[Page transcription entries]
----------------

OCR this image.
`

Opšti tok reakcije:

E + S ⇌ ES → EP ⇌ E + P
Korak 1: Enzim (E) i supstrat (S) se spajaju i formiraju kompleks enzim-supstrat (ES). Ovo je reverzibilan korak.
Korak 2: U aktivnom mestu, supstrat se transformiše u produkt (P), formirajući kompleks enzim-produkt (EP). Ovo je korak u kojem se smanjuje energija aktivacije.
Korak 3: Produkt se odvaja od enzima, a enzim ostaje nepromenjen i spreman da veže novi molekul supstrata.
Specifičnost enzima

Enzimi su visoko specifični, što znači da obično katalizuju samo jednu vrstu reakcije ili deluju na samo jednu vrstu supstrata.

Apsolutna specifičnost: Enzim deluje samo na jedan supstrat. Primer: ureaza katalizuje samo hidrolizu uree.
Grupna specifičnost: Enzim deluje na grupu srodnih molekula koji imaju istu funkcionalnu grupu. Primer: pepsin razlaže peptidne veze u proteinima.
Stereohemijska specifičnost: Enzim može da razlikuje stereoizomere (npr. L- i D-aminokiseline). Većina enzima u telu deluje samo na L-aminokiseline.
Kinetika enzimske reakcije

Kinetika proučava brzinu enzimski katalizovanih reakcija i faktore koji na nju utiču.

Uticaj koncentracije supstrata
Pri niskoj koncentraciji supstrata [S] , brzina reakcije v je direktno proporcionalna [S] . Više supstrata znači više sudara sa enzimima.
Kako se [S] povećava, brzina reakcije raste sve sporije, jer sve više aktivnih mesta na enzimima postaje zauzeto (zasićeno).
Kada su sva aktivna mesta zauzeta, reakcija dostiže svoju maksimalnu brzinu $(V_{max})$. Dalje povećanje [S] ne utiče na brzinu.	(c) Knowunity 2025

----------------

What is needed — The records above must each be restated exactly as they stand.

Your response —
OCR this image.
`

Opšti tok reakcije:

E + S ⇌ ES → EP ⇌ E + P
Korak 1: Enzim (E) i supstrat (S) se spajaju i formiraju kompleks enzim-supstrat (ES). Ovo je reverzibilan korak.
Korak 2: U aktivnom mestu, supstrat se transformiše u produkt (P), formirajući kompleks enzim-produkt (EP). Ovo je korak u kojem se smanjuje energija aktivacije.
Korak 3: Produkt se odvaja od enzima, a enzim ostaje nepromenjen i spreman da veže novi molekul supstrata.
Specifičnost enzima

Enzimi su visoko specifični, što znači da obično katalizuju samo jednu vrstu reakcije ili deluju na samo jednu vrstu supstrata.

Apsolutna specifičnost: Enzim deluje samo na jedan supstrat. Primer: ureaza katalizuje samo hidrolizu uree.
Grupna specifičnost: Enzim deluje na grupu srodnih molekula koji imaju istu funkcionalnu grupu. Primer: pepsin razlaže peptidne veze u proteinima.
Stereohemijska specifičnost: Enzim može da razlikuje stereoizomere (npr. L- i D-aminokiseline). Većina enzima u telu deluje samo na L-aminokiseline.
Kinetika enzimske reakcije

Kinetika proučava brzinu enzimski katalizovanih reakcija i faktore koji na nju utiču.

Uticaj koncentracije supstrata
Pri niskoj koncentraciji supstrata [S] , brzina reakcije v je direktno proporcionalna [S] . Više supstrata znači više sudara sa enzimima.
Kako se [S] povećava, brzina reakcije raste sve sporije, jer sve više aktivnih mesta na enzimima postaje zauzeto (zasićeno).
Kada su sva aktivna mesta zauzeta, reakcija dostiže svoju maksimalnu brzinu $(V_{max})$. Dalje povećanje [S] ne utiče na brzinu.	(c) Knowunity 2025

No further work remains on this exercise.